> **TASK TO CARRY OUT**
Show every line in the listing below that contains the string "header".

[Spatial layout data]

— begin —

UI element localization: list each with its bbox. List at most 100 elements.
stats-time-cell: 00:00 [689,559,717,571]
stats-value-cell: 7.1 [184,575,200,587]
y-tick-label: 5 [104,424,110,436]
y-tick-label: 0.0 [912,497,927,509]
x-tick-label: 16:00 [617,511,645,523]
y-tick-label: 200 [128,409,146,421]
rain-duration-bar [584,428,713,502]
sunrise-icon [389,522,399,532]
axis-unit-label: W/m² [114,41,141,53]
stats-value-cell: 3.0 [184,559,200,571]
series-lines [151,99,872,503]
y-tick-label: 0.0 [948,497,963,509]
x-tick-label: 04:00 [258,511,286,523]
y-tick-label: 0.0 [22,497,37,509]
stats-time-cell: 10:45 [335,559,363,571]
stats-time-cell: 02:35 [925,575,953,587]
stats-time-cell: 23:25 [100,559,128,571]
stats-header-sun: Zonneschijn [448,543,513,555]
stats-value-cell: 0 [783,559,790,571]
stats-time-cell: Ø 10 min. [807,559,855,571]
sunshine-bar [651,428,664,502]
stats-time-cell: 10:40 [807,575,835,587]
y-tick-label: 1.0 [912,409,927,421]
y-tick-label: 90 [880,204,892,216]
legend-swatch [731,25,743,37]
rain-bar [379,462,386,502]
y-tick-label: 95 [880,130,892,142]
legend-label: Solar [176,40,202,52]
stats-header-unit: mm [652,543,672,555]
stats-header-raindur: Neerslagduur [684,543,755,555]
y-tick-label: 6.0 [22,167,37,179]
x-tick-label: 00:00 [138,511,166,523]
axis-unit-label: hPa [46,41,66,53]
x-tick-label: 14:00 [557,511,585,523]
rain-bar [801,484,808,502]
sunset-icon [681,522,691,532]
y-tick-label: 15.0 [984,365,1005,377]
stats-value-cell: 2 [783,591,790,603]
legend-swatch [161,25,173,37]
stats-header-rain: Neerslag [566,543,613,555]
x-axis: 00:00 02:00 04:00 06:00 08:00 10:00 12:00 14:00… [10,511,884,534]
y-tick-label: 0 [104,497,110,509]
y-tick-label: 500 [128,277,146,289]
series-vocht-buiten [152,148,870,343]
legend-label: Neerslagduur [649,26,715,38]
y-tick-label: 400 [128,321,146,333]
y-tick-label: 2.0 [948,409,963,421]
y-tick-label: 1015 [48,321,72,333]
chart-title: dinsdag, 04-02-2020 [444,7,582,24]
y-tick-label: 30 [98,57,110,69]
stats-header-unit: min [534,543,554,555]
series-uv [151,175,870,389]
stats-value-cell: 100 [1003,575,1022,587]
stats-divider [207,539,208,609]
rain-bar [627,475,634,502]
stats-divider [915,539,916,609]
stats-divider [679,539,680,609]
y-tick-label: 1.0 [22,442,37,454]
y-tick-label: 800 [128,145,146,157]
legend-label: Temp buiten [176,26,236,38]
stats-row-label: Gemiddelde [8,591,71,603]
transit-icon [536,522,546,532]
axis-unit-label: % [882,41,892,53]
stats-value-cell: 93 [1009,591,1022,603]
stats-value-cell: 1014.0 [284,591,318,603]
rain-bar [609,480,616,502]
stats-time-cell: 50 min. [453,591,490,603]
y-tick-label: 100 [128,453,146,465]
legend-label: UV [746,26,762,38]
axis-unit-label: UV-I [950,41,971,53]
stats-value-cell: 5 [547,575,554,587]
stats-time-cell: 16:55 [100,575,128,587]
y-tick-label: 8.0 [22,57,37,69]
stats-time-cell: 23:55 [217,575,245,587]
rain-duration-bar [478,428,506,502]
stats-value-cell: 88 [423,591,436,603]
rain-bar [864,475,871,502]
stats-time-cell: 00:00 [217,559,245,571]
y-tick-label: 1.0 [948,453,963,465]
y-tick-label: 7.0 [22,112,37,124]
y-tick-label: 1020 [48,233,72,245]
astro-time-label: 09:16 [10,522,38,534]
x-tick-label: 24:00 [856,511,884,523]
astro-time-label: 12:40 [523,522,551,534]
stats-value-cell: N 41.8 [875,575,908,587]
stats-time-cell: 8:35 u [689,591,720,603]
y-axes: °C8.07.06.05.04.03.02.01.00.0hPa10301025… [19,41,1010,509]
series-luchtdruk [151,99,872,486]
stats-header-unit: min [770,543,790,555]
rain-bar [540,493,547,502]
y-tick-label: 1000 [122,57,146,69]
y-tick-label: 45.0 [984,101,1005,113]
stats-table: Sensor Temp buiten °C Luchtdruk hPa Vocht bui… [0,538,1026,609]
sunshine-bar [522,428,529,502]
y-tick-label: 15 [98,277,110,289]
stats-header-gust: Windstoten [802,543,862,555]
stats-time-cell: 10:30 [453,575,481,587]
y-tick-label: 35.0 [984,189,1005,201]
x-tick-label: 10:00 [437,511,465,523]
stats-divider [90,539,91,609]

— end —

> **FINAL RESULT**
stats-header-sun: Zonneschijn [448,543,513,555]
stats-header-unit: mm [652,543,672,555]
stats-header-raindur: Neerslagduur [684,543,755,555]
stats-header-rain: Neerslag [566,543,613,555]
stats-header-unit: min [534,543,554,555]
stats-header-unit: min [770,543,790,555]
stats-header-gust: Windstoten [802,543,862,555]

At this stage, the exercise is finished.